((

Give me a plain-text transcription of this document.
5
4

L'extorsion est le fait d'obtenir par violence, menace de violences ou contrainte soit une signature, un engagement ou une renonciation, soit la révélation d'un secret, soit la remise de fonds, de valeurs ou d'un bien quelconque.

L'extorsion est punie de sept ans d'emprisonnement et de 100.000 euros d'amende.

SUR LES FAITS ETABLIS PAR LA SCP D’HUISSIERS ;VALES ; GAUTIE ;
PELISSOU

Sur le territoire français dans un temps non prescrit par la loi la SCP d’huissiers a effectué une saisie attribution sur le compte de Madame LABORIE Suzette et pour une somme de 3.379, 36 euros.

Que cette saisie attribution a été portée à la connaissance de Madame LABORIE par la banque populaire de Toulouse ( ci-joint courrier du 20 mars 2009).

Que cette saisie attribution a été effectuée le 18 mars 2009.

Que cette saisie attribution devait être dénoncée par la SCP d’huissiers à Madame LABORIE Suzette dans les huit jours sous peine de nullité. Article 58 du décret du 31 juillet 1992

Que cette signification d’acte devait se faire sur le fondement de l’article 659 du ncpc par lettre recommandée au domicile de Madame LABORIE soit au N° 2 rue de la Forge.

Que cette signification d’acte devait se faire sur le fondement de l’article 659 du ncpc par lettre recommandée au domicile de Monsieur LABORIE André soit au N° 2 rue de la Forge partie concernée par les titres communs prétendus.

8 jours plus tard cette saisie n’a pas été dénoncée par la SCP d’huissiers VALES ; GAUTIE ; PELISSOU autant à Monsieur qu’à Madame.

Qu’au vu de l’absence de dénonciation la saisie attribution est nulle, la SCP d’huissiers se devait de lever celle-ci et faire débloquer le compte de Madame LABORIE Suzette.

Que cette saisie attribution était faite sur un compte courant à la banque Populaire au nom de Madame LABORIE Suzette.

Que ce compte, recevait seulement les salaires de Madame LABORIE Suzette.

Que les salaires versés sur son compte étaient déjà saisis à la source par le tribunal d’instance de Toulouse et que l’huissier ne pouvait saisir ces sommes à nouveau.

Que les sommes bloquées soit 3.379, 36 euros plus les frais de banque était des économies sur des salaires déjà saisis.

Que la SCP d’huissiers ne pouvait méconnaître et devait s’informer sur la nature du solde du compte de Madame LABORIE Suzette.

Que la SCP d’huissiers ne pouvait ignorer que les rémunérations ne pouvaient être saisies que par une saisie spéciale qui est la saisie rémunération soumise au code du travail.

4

))
((

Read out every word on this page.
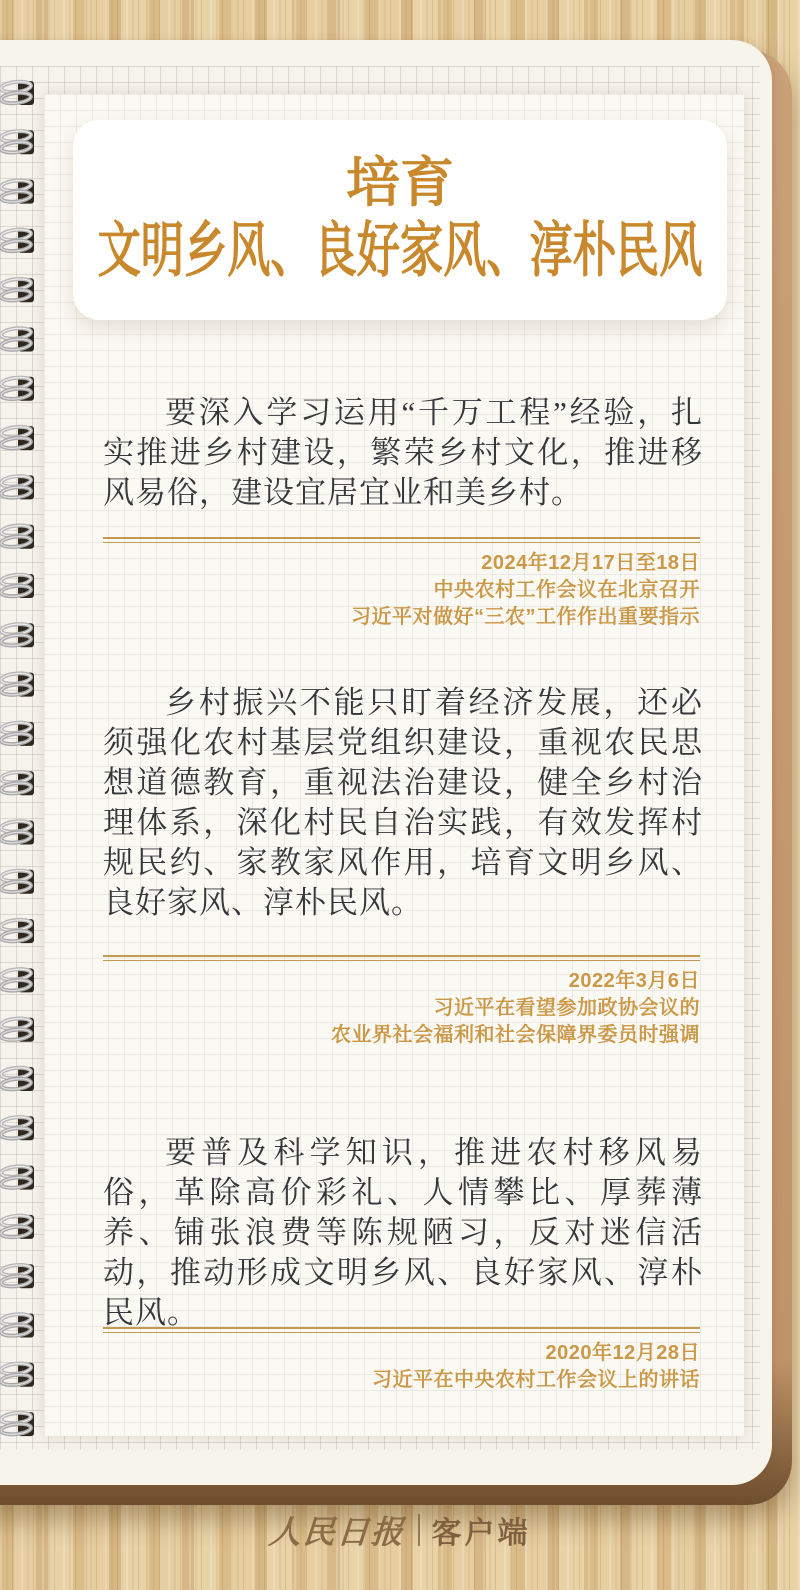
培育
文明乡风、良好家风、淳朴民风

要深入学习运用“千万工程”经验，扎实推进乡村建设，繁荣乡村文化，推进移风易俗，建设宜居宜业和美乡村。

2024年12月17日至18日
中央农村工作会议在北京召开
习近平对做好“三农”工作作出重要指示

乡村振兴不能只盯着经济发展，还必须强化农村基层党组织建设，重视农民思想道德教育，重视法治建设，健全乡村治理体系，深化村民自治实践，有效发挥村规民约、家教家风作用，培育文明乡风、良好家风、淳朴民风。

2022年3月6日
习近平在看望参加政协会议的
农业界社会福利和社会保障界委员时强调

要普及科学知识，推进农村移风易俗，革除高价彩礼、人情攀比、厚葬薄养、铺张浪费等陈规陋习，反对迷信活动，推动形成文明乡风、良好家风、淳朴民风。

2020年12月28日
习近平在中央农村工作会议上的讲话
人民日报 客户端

))

(GOAL): In the material above, find the lines that contain "dénoncée" and show them.

(EXERCISE OUTPUT):
Que cette saisie attribution devait être dénoncée par la SCP d’huissiers à Madame LABORIE Suzette dans les huit jours sous peine de nullité. Article 58 du décret du 31 juillet 1992
8 jours plus tard cette saisie n’a pas été dénoncée par la SCP d’huissiers VALES ; GAUTIE ; PELISSOU autant à Monsieur qu’à Madame.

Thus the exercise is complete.